▶ [Direction]: Go through the entries below and write each one out exactly.

▶ [Exercise materials]:
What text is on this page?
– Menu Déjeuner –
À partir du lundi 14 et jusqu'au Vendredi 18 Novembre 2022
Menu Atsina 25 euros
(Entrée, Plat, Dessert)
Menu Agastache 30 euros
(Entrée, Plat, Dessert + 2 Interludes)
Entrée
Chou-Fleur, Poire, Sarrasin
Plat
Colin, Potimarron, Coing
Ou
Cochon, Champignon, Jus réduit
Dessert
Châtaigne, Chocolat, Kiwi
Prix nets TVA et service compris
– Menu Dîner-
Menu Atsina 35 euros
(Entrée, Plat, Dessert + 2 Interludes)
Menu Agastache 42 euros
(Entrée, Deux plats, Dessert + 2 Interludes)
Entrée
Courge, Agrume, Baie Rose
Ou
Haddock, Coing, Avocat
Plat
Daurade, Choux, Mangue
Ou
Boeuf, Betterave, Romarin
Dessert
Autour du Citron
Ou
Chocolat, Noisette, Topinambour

▶ [Expected output]:
What text is on this page?
– Menu Déjeuner –
À partir du lundi 14 et jusqu'au Vendredi 18 Novembre 2022
Menu Atsina 25 euros
(Entrée, Plat, Dessert)
Menu Agastache 30 euros
(Entrée, Plat, Dessert + 2 Interludes)
Entrée
Chou-Fleur, Poire, Sarrasin
Plat
Colin, Potimarron, Coing
Ou
Cochon, Champignon, Jus réduit
Dessert
Châtaigne, Chocolat, Kiwi
Prix nets TVA et service compris
– Menu Dîner-
Menu Atsina 35 euros
(Entrée, Plat, Dessert + 2 Interludes)
Menu Agastache 42 euros
(Entrée, Deux plats, Dessert + 2 Interludes)
Entrée
Courge, Agrume, Baie Rose
Ou
Haddock, Coing, Avocat
Plat
Daurade, Choux, Mangue
Ou
Boeuf, Betterave, Romarin
Dessert
Autour du Citron
Ou
Chocolat, Noisette, Topinambour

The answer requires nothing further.